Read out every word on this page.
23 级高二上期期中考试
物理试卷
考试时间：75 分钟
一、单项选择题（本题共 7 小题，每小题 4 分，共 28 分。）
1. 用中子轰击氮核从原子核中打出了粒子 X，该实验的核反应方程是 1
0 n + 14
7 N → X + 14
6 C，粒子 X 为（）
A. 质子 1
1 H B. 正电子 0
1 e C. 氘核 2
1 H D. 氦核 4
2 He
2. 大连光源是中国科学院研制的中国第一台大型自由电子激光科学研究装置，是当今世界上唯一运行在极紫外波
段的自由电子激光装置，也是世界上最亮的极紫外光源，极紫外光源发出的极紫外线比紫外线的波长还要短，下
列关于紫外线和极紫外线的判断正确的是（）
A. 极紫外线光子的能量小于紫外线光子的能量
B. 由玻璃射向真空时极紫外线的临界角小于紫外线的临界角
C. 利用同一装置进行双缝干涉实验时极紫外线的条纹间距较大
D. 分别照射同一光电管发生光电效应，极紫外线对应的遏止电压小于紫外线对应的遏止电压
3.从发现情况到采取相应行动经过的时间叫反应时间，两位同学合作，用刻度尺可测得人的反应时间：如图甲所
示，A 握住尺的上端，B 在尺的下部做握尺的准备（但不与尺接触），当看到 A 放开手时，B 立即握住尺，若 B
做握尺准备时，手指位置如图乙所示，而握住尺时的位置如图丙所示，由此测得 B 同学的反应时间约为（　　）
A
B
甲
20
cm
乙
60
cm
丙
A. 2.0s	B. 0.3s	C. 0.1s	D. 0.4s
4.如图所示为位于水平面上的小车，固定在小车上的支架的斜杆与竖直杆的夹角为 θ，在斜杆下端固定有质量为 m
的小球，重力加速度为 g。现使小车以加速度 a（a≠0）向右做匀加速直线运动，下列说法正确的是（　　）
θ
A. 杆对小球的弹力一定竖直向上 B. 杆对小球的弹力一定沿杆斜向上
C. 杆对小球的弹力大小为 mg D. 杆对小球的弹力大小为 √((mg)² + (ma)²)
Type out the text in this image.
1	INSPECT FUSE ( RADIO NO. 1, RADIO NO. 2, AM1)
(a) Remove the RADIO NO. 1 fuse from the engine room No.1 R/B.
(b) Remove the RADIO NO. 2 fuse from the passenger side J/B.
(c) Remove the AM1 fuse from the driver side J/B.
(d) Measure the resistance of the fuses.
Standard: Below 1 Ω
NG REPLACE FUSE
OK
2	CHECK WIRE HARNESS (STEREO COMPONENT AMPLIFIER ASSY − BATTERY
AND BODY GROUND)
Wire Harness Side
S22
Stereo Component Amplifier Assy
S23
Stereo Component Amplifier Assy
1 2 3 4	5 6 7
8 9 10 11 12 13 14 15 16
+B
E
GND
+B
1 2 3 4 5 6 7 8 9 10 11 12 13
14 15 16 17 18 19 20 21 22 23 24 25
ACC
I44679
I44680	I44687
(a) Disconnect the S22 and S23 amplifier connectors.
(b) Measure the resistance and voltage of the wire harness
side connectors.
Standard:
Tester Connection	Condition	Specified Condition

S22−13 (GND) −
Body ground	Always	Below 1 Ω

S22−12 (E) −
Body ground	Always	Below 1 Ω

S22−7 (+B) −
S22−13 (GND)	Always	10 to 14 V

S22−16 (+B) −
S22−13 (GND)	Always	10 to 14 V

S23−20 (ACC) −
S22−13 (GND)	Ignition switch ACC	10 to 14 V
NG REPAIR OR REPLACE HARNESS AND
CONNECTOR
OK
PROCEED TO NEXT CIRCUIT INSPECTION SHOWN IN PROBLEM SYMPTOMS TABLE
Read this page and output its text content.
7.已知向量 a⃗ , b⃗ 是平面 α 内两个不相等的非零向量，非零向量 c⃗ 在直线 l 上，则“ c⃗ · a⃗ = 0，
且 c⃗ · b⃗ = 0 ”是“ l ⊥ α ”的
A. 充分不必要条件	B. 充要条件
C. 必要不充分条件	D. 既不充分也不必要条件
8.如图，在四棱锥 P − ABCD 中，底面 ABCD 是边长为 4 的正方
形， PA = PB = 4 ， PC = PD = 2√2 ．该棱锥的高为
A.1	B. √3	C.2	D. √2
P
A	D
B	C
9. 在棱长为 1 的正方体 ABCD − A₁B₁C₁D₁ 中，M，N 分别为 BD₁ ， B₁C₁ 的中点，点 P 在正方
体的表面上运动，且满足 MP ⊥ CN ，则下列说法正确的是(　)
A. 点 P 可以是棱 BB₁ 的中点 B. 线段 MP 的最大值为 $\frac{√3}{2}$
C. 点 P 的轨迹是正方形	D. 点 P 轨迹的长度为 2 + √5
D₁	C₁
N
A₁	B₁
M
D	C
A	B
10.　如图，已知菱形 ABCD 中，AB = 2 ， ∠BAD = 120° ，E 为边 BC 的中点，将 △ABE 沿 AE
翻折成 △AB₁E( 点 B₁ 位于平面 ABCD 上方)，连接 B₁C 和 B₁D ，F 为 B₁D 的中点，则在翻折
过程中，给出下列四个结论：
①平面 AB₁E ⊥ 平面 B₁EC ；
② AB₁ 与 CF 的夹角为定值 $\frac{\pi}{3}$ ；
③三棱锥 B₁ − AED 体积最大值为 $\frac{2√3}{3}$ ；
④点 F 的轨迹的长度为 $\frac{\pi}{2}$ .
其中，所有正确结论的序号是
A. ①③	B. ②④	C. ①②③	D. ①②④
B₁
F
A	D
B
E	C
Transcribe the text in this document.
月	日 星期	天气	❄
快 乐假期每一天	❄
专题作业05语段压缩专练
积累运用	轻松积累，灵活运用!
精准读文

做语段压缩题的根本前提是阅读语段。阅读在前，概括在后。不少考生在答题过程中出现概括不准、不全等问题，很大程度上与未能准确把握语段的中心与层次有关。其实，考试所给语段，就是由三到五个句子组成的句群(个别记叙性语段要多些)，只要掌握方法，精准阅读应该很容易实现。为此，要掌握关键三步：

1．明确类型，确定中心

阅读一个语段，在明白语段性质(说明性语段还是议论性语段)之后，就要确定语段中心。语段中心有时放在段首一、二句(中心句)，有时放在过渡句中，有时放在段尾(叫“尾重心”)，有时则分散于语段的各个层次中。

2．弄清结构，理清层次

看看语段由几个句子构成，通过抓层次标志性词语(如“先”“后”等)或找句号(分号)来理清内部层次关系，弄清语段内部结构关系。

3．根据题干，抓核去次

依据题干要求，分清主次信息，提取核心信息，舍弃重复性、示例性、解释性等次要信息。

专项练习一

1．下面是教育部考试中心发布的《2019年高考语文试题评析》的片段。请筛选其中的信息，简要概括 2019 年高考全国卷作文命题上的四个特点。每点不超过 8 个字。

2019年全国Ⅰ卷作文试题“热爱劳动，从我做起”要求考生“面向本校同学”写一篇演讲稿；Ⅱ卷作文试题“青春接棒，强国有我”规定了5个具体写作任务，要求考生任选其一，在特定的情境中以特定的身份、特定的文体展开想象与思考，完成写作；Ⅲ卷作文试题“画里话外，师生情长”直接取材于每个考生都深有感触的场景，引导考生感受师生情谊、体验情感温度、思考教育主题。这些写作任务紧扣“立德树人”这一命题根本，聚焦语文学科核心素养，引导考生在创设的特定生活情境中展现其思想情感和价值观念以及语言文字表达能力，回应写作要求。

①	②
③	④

• • •

Extract each record, keeping it identical to the original.

• _RIGHT ANSWER_:
Read out every word on this page.
23 级高二上期期中考试
物理试卷
考试时间：75 分钟
一、单项选择题（本题共 7 小题，每小题 4 分，共 28 分。）
1. 用中子轰击氮核从原子核中打出了粒子 X，该实验的核反应方程是 1
0 n + 14
7 N → X + 14
6 C，粒子 X 为（）
A. 质子 1
1 H B. 正电子 0
1 e C. 氘核 2
1 H D. 氦核 4
2 He
2. 大连光源是中国科学院研制的中国第一台大型自由电子激光科学研究装置，是当今世界上唯一运行在极紫外波
段的自由电子激光装置，也是世界上最亮的极紫外光源，极紫外光源发出的极紫外线比紫外线的波长还要短，下
列关于紫外线和极紫外线的判断正确的是（）
A. 极紫外线光子的能量小于紫外线光子的能量
B. 由玻璃射向真空时极紫外线的临界角小于紫外线的临界角
C. 利用同一装置进行双缝干涉实验时极紫外线的条纹间距较大
D. 分别照射同一光电管发生光电效应，极紫外线对应的遏止电压小于紫外线对应的遏止电压
3.从发现情况到采取相应行动经过的时间叫反应时间，两位同学合作，用刻度尺可测得人的反应时间：如图甲所
示，A 握住尺的上端，B 在尺的下部做握尺的准备（但不与尺接触），当看到 A 放开手时，B 立即握住尺，若 B
做握尺准备时，手指位置如图乙所示，而握住尺时的位置如图丙所示，由此测得 B 同学的反应时间约为（　　）
A
B
甲
20
cm
乙
60
cm
丙
A. 2.0s	B. 0.3s	C. 0.1s	D. 0.4s
4.如图所示为位于水平面上的小车，固定在小车上的支架的斜杆与竖直杆的夹角为 θ，在斜杆下端固定有质量为 m
的小球，重力加速度为 g。现使小车以加速度 a（a≠0）向右做匀加速直线运动，下列说法正确的是（　　）
θ
A. 杆对小球的弹力一定竖直向上 B. 杆对小球的弹力一定沿杆斜向上
C. 杆对小球的弹力大小为 mg D. 杆对小球的弹力大小为 √((mg)² + (ma)²)
Type out the text in this image.
1	INSPECT FUSE ( RADIO NO. 1, RADIO NO. 2, AM1)
(a) Remove the RADIO NO. 1 fuse from the engine room No.1 R/B.
(b) Remove the RADIO NO. 2 fuse from the passenger side J/B.
(c) Remove the AM1 fuse from the driver side J/B.
(d) Measure the resistance of the fuses.
Standard: Below 1 Ω
NG REPLACE FUSE
OK
2	CHECK WIRE HARNESS (STEREO COMPONENT AMPLIFIER ASSY − BATTERY
AND BODY GROUND)
Wire Harness Side
S22
Stereo Component Amplifier Assy
S23
Stereo Component Amplifier Assy
1 2 3 4	5 6 7
8 9 10 11 12 13 14 15 16
+B
E
GND
+B
1 2 3 4 5 6 7 8 9 10 11 12 13
14 15 16 17 18 19 20 21 22 23 24 25
ACC
I44679
I44680	I44687
(a) Disconnect the S22 and S23 amplifier connectors.
(b) Measure the resistance and voltage of the wire harness
side connectors.
Standard:
Tester Connection	Condition	Specified Condition

S22−13 (GND) −
Body ground	Always	Below 1 Ω

S22−12 (E) −
Body ground	Always	Below 1 Ω

S22−7 (+B) −
S22−13 (GND)	Always	10 to 14 V

S22−16 (+B) −
S22−13 (GND)	Always	10 to 14 V

S23−20 (ACC) −
S22−13 (GND)	Ignition switch ACC	10 to 14 V
NG REPAIR OR REPLACE HARNESS AND
CONNECTOR
OK
PROCEED TO NEXT CIRCUIT INSPECTION SHOWN IN PROBLEM SYMPTOMS TABLE
Read this page and output its text content.
7.已知向量 a⃗ , b⃗ 是平面 α 内两个不相等的非零向量，非零向量 c⃗ 在直线 l 上，则“ c⃗ · a⃗ = 0，
且 c⃗ · b⃗ = 0 ”是“ l ⊥ α ”的
A. 充分不必要条件	B. 充要条件
C. 必要不充分条件	D. 既不充分也不必要条件
8.如图，在四棱锥 P − ABCD 中，底面 ABCD 是边长为 4 的正方
形， PA = PB = 4 ， PC = PD = 2√2 ．该棱锥的高为
A.1	B. √3	C.2	D. √2
P
A	D
B	C
9. 在棱长为 1 的正方体 ABCD − A₁B₁C₁D₁ 中，M，N 分别为 BD₁ ， B₁C₁ 的中点，点 P 在正方
体的表面上运动，且满足 MP ⊥ CN ，则下列说法正确的是(　)
A. 点 P 可以是棱 BB₁ 的中点 B. 线段 MP 的最大值为 $\frac{√3}{2}$
C. 点 P 的轨迹是正方形	D. 点 P 轨迹的长度为 2 + √5
D₁	C₁
N
A₁	B₁
M
D	C
A	B
10.　如图，已知菱形 ABCD 中，AB = 2 ， ∠BAD = 120° ，E 为边 BC 的中点，将 △ABE 沿 AE
翻折成 △AB₁E( 点 B₁ 位于平面 ABCD 上方)，连接 B₁C 和 B₁D ，F 为 B₁D 的中点，则在翻折
过程中，给出下列四个结论：
①平面 AB₁E ⊥ 平面 B₁EC ；
② AB₁ 与 CF 的夹角为定值 $\frac{\pi}{3}$ ；
③三棱锥 B₁ − AED 体积最大值为 $\frac{2√3}{3}$ ；
④点 F 的轨迹的长度为 $\frac{\pi}{2}$ .
其中，所有正确结论的序号是
A. ①③	B. ②④	C. ①②③	D. ①②④
B₁
F
A	D
B
E	C
Transcribe the text in this document.
月	日 星期	天气	❄
快 乐假期每一天	❄
专题作业05语段压缩专练
积累运用	轻松积累，灵活运用!
精准读文

做语段压缩题的根本前提是阅读语段。阅读在前，概括在后。不少考生在答题过程中出现概括不准、不全等问题，很大程度上与未能准确把握语段的中心与层次有关。其实，考试所给语段，就是由三到五个句子组成的句群(个别记叙性语段要多些)，只要掌握方法，精准阅读应该很容易实现。为此，要掌握关键三步：

1．明确类型，确定中心

阅读一个语段，在明白语段性质(说明性语段还是议论性语段)之后，就要确定语段中心。语段中心有时放在段首一、二句(中心句)，有时放在过渡句中，有时放在段尾(叫“尾重心”)，有时则分散于语段的各个层次中。

2．弄清结构，理清层次

看看语段由几个句子构成，通过抓层次标志性词语(如“先”“后”等)或找句号(分号)来理清内部层次关系，弄清语段内部结构关系。

3．根据题干，抓核去次

依据题干要求，分清主次信息，提取核心信息，舍弃重复性、示例性、解释性等次要信息。

专项练习一

1．下面是教育部考试中心发布的《2019年高考语文试题评析》的片段。请筛选其中的信息，简要概括 2019 年高考全国卷作文命题上的四个特点。每点不超过 8 个字。

2019年全国Ⅰ卷作文试题“热爱劳动，从我做起”要求考生“面向本校同学”写一篇演讲稿；Ⅱ卷作文试题“青春接棒，强国有我”规定了5个具体写作任务，要求考生任选其一，在特定的情境中以特定的身份、特定的文体展开想象与思考，完成写作；Ⅲ卷作文试题“画里话外，师生情长”直接取材于每个考生都深有感触的场景，引导考生感受师生情谊、体验情感温度、思考教育主题。这些写作任务紧扣“立德树人”这一命题根本，聚焦语文学科核心素养，引导考生在创设的特定生活情境中展现其思想情感和价值观念以及语言文字表达能力，回应写作要求。

①	②
③	④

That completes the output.